== The input
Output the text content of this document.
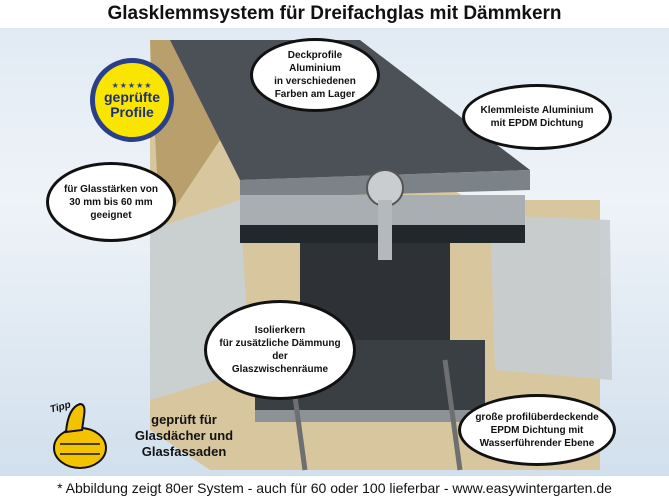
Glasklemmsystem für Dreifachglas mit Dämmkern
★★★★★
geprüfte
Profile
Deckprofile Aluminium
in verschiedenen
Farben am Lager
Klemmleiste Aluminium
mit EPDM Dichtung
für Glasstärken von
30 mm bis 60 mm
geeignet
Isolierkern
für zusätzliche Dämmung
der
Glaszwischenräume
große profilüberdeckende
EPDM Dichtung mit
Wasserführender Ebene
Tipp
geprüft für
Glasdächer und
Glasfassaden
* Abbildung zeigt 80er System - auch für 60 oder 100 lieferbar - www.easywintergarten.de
====
== The input
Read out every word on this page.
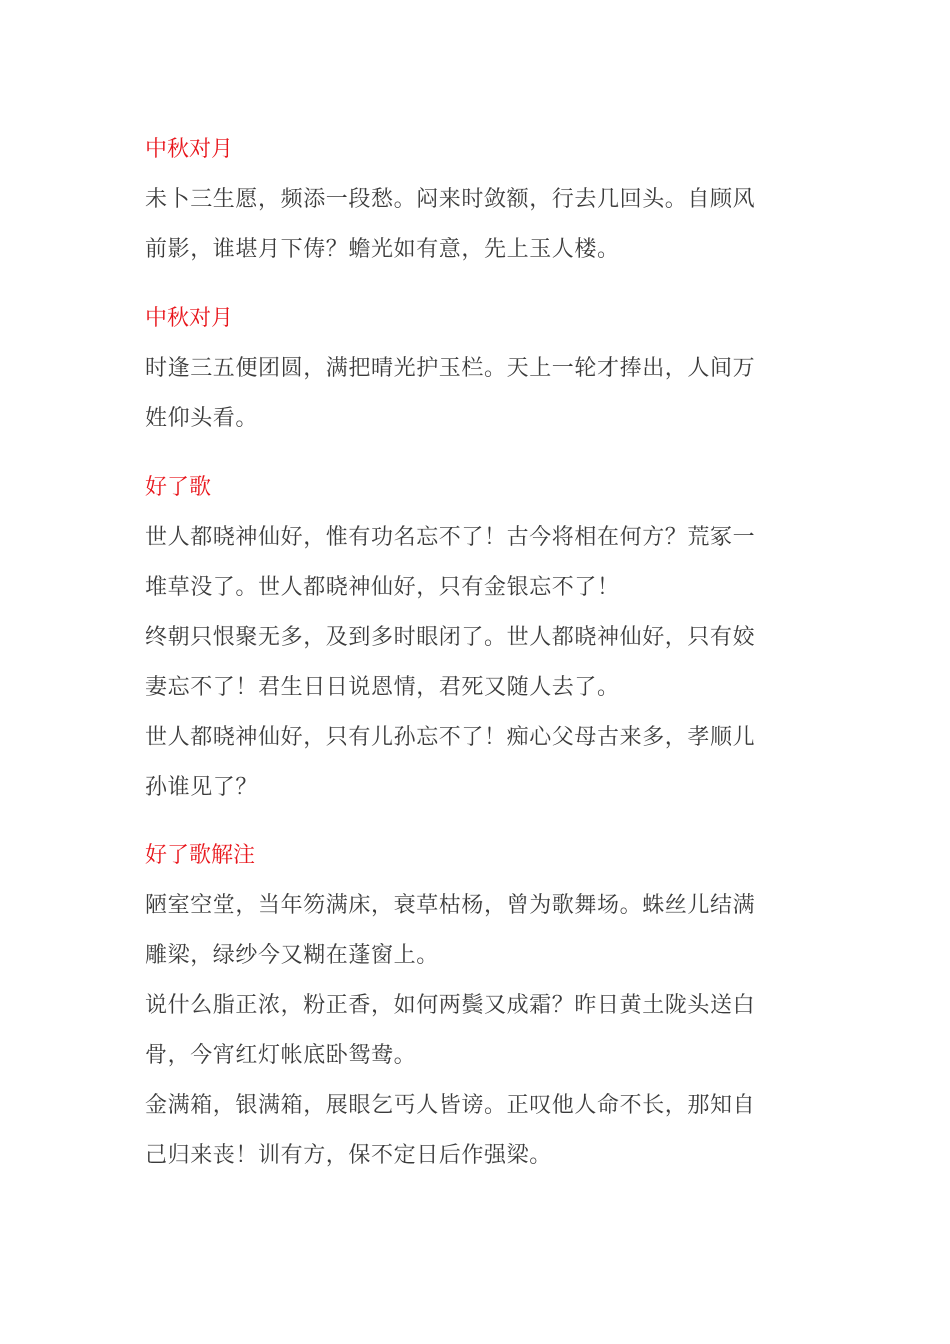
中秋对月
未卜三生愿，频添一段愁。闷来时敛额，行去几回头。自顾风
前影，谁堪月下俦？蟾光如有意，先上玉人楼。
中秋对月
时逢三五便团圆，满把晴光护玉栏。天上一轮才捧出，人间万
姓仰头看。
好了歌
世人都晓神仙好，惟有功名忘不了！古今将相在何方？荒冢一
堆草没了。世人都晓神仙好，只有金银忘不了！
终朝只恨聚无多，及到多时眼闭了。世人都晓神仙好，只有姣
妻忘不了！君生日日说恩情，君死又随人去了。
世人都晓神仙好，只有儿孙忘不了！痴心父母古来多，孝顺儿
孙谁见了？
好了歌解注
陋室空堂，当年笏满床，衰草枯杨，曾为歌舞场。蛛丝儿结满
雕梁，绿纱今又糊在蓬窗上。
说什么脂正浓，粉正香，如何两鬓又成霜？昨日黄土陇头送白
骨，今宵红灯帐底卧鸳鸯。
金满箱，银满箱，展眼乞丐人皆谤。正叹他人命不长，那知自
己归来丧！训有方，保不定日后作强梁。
====
== The input
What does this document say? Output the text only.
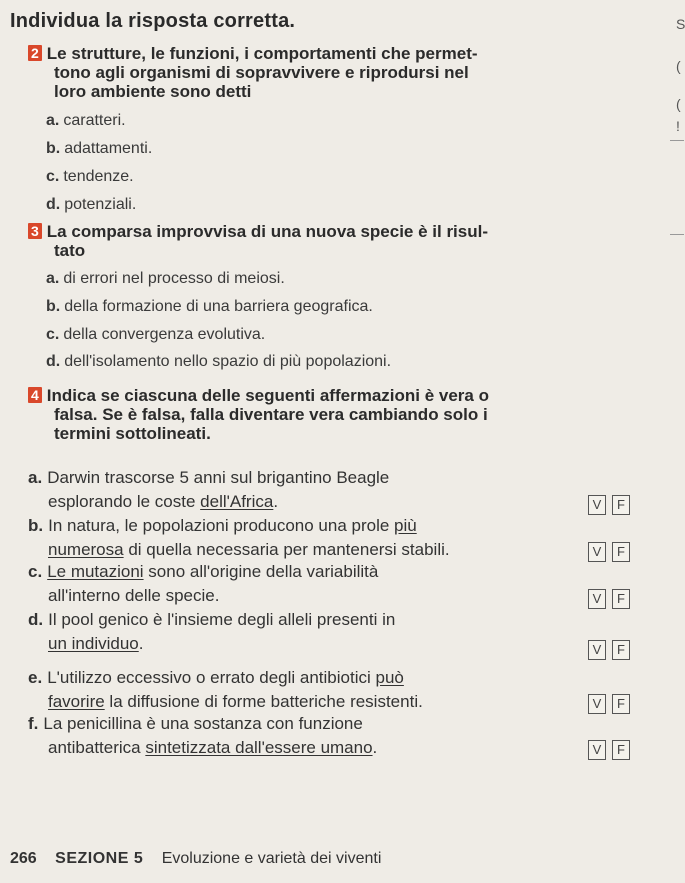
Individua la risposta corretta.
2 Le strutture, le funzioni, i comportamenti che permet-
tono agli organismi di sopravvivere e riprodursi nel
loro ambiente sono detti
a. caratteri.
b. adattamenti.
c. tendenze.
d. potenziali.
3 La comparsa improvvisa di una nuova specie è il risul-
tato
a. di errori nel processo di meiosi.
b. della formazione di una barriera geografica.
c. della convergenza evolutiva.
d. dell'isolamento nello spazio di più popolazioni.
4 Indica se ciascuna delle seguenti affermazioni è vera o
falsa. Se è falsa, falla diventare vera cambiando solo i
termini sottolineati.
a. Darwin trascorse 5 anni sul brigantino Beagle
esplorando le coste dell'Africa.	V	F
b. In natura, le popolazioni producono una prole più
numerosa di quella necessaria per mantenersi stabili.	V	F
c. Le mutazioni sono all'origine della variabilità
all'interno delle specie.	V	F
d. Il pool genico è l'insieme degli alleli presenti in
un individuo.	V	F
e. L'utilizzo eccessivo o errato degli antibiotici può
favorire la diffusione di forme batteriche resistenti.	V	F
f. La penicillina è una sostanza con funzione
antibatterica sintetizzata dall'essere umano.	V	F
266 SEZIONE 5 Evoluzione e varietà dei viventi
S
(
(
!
====
### Prompt
Which lines contain "sono"? Copy each of them out.

### Full answer
loro ambiente sono detti
c. Le mutazioni sono all'origine della variabilità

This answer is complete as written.